**Supplied material**.
########################################

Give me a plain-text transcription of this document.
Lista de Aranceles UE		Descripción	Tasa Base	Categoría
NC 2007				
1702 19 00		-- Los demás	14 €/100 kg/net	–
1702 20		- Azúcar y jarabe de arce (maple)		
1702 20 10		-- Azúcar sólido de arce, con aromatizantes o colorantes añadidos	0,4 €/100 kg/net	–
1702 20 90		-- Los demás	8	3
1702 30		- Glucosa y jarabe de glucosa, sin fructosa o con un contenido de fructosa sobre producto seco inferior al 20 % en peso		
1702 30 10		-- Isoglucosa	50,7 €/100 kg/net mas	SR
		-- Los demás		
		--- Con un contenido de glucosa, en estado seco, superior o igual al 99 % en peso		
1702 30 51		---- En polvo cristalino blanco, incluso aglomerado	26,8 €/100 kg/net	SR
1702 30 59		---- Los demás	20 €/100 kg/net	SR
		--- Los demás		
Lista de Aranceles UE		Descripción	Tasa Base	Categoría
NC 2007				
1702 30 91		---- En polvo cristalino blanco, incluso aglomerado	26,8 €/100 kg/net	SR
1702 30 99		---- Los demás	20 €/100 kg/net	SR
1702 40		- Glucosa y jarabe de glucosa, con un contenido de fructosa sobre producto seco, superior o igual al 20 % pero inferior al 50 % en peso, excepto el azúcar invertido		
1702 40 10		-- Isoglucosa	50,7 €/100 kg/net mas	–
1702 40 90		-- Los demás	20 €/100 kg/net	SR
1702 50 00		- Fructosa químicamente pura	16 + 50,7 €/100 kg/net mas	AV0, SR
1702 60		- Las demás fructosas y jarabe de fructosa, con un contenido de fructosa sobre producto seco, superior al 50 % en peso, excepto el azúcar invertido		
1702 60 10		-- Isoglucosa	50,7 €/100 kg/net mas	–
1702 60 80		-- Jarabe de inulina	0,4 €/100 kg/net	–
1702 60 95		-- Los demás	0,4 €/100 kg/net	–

########################################

**Exercise instructions**. How many lines of the data hold the string "Isoglucosa"? Reply with the number alone.

**Task response**. 3